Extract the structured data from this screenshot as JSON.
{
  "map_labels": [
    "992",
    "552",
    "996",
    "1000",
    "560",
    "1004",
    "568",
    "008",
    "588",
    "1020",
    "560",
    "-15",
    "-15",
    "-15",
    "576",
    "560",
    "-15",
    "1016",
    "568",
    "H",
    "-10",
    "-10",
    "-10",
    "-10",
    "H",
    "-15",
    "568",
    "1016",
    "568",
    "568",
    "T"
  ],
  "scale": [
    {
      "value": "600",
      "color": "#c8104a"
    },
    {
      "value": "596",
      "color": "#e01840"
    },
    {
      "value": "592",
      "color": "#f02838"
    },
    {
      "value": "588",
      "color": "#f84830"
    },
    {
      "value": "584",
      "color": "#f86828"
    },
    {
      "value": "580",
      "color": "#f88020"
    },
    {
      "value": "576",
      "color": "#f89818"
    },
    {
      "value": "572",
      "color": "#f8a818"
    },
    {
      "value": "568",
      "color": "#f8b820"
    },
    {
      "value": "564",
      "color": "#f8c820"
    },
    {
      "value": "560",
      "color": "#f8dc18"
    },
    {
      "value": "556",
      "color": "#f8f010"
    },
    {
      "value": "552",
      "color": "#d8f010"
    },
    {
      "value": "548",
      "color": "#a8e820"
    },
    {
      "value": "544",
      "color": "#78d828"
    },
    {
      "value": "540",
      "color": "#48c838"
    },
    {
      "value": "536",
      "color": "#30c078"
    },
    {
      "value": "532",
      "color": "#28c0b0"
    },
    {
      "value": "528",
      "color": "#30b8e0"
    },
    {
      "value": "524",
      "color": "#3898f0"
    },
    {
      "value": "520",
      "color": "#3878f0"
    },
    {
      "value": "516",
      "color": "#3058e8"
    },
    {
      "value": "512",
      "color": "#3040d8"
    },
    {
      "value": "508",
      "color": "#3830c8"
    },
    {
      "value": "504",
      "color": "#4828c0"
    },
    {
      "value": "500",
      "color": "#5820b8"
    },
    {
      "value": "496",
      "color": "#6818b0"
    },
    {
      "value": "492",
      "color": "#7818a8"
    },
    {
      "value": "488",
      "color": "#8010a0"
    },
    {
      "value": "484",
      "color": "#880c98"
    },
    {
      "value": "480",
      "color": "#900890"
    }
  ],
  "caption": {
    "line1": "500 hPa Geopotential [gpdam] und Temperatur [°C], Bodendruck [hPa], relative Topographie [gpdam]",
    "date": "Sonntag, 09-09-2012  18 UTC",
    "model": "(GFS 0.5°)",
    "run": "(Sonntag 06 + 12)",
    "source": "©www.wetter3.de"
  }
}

§ WHAT IS BEING ASKED:
Extract each line of the listing above, copying it word for word.

§ SOLUTION:
Extract the structured data from this screenshot as JSON.
{
  "map_labels": [
    "992",
    "552",
    "996",
    "1000",
    "560",
    "1004",
    "568",
    "008",
    "588",
    "1020",
    "560",
    "-15",
    "-15",
    "-15",
    "576",
    "560",
    "-15",
    "1016",
    "568",
    "H",
    "-10",
    "-10",
    "-10",
    "-10",
    "H",
    "-15",
    "568",
    "1016",
    "568",
    "568",
    "T"
  ],
  "scale": [
    {
      "value": "600",
      "color": "#c8104a"
    },
    {
      "value": "596",
      "color": "#e01840"
    },
    {
      "value": "592",
      "color": "#f02838"
    },
    {
      "value": "588",
      "color": "#f84830"
    },
    {
      "value": "584",
      "color": "#f86828"
    },
    {
      "value": "580",
      "color": "#f88020"
    },
    {
      "value": "576",
      "color": "#f89818"
    },
    {
      "value": "572",
      "color": "#f8a818"
    },
    {
      "value": "568",
      "color": "#f8b820"
    },
    {
      "value": "564",
      "color": "#f8c820"
    },
    {
      "value": "560",
      "color": "#f8dc18"
    },
    {
      "value": "556",
      "color": "#f8f010"
    },
    {
      "value": "552",
      "color": "#d8f010"
    },
    {
      "value": "548",
      "color": "#a8e820"
    },
    {
      "value": "544",
      "color": "#78d828"
    },
    {
      "value": "540",
      "color": "#48c838"
    },
    {
      "value": "536",
      "color": "#30c078"
    },
    {
      "value": "532",
      "color": "#28c0b0"
    },
    {
      "value": "528",
      "color": "#30b8e0"
    },
    {
      "value": "524",
      "color": "#3898f0"
    },
    {
      "value": "520",
      "color": "#3878f0"
    },
    {
      "value": "516",
      "color": "#3058e8"
    },
    {
      "value": "512",
      "color": "#3040d8"
    },
    {
      "value": "508",
      "color": "#3830c8"
    },
    {
      "value": "504",
      "color": "#4828c0"
    },
    {
      "value": "500",
      "color": "#5820b8"
    },
    {
      "value": "496",
      "color": "#6818b0"
    },
    {
      "value": "492",
      "color": "#7818a8"
    },
    {
      "value": "488",
      "color": "#8010a0"
    },
    {
      "value": "484",
      "color": "#880c98"
    },
    {
      "value": "480",
      "color": "#900890"
    }
  ],
  "caption": {
    "line1": "500 hPa Geopotential [gpdam] und Temperatur [°C], Bodendruck [hPa], relative Topographie [gpdam]",
    "date": "Sonntag, 09-09-2012  18 UTC",
    "model": "(GFS 0.5°)",
    "run": "(Sonntag 06 + 12)",
    "source": "©www.wetter3.de"
  }
}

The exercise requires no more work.